- _TASK LIST_
a – From the heat exchanger inspection text, list every kind of record or information the inspectors reviewed for the 1HX-012A Component Cooling Water Heat Exchanger and the 2B Containment Fan Motor Cooler.
b – Rewrite the heat exchanger inspection text from "The inspectors reviewed operability" to "their operating history.", switching "operating history" to "maintenance history".

:: DOCUMENT PASSAGE ::

The inspectors reviewed operability determinations, completed surveillances, vendor manual information, associated calculations, performance test results and inspection results associated with the 1HX-012A Component Cooling Water Heat Exchanger and the 2B Containment Fan Motor Cooler. These heat exchangers were chosen based on their risk significance in the licensees probabilistic safety analysis, their important safety-related mitigating system support functions, and their operating history.

For the component cooling water heat exchanger, the inspectors reviewed the testing, inspection, maintenance, and monitoring of biotic fouling and macrofouling programs to assess the heat transfer capability of the heat exchanger. This was accomplished by reviewing whether:

(1) the test method used was consistent with accepted industry practices;
(2) the test conditions were consistent with the selected methodology;
(3) the test acceptance criteria were consistent with the design basis values; and
(4) the results of the heat exchanger performance test met established acceptance criteria. The inspectors also reviewed whether:
(1) the test results considered differences between testing conditions and design conditions;
(2) the frequency for testing considered previous test result trends; and
(3) test results considered test instrument inaccuracies and differences.

For the Containment Fan Motor Cooler, the inspectors reviewed the inspection, maintenance, and monitoring of biotic fouling and macrofouling programs to assess the heat transfer capability of the cooler. The inspectors reviewed whether:

(1) the methods used to inspect and clean the cooler were consistent with as-found conditions identified, expected degradation trends, and industry standards;
(2) the licensees inspection and cleaning activities had established acceptance criteria consistent with industry standards; and
(3) the as-found results were recorded, evaluated, and dispositioned such that the as-left condition was consistent with the established criteria.

In addition, the inspectors reviewed the condition and operation of the heat exchangers to determine consistency with design assumptions in heat transfer calculations and as described in the final safety analysis report. This included an assessment of the number of plugged tubes compared to pre-established limits based on capacity and heat transfer assumptions. The inspectors reviewed whether the licensee established controls and operational limits to prevent heat exchanger degradation due to excessive flow-induced vibration during operation. In addition, visual inspection records were reviewed to determine the structural integrity of the heat exchangers.

The inspectors reviewed the licensees operation of the service water system and Ultimate Heat Sink. This included a review of procedures for a loss of the service water system or Ultimate Heat Sink. In addition, the inspectors assessed whether macrofouling was adequately monitored, trended, and controlled by the licensee to prevent clogging. The inspectors reviewed whether the licensees biocide treatments for biotic control were adequately conducted and the results monitored, trended, and evaluated. In addition, the inspectors reviewed design changes to the service water system to verify that it was not adversely impacted by the changes.

:::
:: DATASET SECTION ::

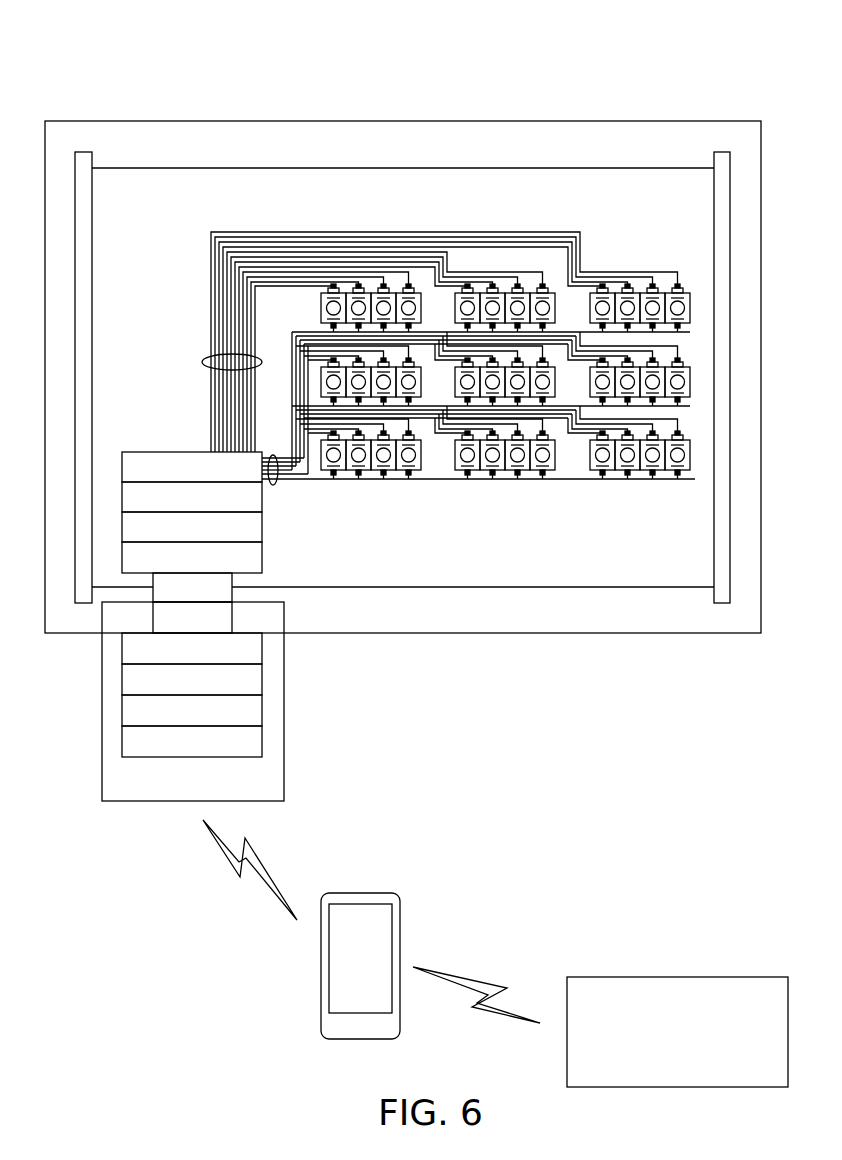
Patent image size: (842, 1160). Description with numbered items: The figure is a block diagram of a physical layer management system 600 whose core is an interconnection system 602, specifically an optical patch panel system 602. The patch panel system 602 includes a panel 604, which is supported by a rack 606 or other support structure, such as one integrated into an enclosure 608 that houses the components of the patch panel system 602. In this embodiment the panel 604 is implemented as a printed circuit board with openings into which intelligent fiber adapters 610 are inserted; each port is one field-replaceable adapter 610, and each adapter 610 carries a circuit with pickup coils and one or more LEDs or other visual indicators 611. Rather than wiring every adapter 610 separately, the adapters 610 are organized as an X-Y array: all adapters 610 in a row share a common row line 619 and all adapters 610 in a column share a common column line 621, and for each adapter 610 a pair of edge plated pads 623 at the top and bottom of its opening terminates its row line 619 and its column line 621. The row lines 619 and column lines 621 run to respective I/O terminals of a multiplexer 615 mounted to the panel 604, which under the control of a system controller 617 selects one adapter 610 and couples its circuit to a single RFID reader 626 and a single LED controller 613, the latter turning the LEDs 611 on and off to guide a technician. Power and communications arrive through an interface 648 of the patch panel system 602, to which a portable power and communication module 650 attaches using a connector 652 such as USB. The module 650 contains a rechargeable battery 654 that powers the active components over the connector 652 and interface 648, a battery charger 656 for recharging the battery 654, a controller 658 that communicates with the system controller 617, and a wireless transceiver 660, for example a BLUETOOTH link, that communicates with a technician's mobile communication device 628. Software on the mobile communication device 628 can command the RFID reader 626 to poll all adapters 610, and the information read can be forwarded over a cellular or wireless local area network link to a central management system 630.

:::

- _SOLVED TASKS_
a –
- Operability determinations
- Completed surveillances
- Vendor manual information
- Associated calculations
- Performance test results
- Inspection results

b –
The inspectors reviewed operability determinations, completed surveillances, vendor manual information, associated calculations, performance test results and inspection results associated with the 1HX-012A Component Cooling Water Heat Exchanger and the 2B Containment Fan Motor Cooler. These heat exchangers were chosen based on their risk significance in the licensees probabilistic safety analysis, their important safety-related mitigating system support functions, and their maintenance history.